Write out the material exactly. Do not include the pictures.

★ ★ ★ ★ ★

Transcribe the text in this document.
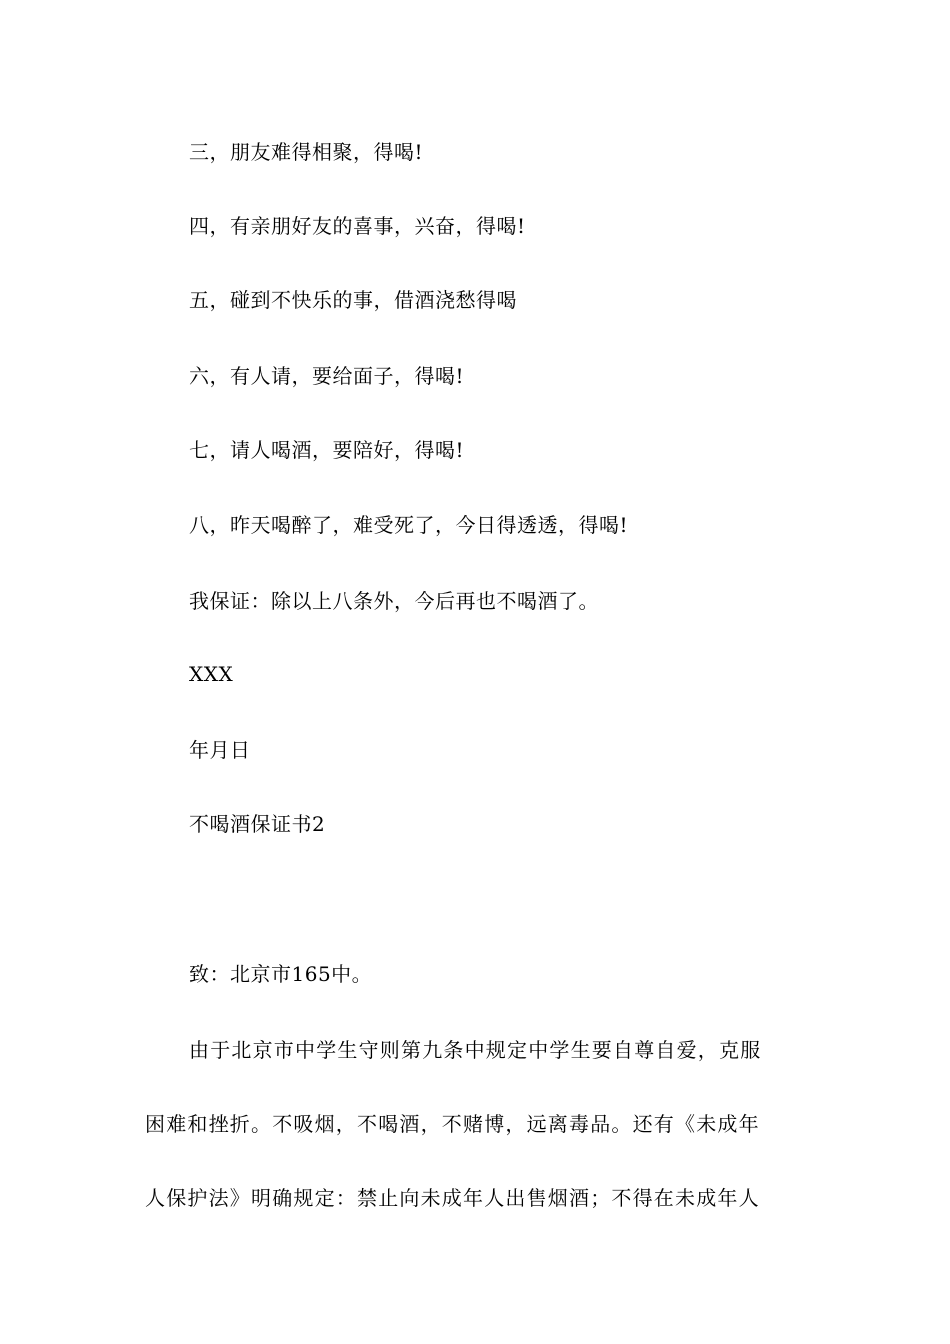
三，朋友难得相聚，得喝!
四，有亲朋好友的喜事，兴奋，得喝!
五，碰到不快乐的事，借酒浇愁得喝
六，有人请，要给面子，得喝!
七，请人喝酒，要陪好，得喝!
八，昨天喝醉了，难受死了，今日得透透，得喝!
我保证：除以上八条外，今后再也不喝酒了。
XXX
年月日
不喝酒保证书2
致：北京市165中。
由于北京市中学生守则第九条中规定中学生要自尊自爱，克服
困难和挫折。不吸烟，不喝酒，不赌博，远离毒品。还有《未成年
人保护法》明确规定：禁止向未成年人出售烟酒；不得在未成年人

★ ★ ★ ★ ★

**COMPLETE OUTPUT**:
Transcribe the text in this document.
三，朋友难得相聚，得喝!
四，有亲朋好友的喜事，兴奋，得喝!
五，碰到不快乐的事，借酒浇愁得喝
六，有人请，要给面子，得喝!
七，请人喝酒，要陪好，得喝!
八，昨天喝醉了，难受死了，今日得透透，得喝!
我保证：除以上八条外，今后再也不喝酒了。
XXX
年月日
不喝酒保证书2
致：北京市165中。
由于北京市中学生守则第九条中规定中学生要自尊自爱，克服
困难和挫折。不吸烟，不喝酒，不赌博，远离毒品。还有《未成年
人保护法》明确规定：禁止向未成年人出售烟酒；不得在未成年人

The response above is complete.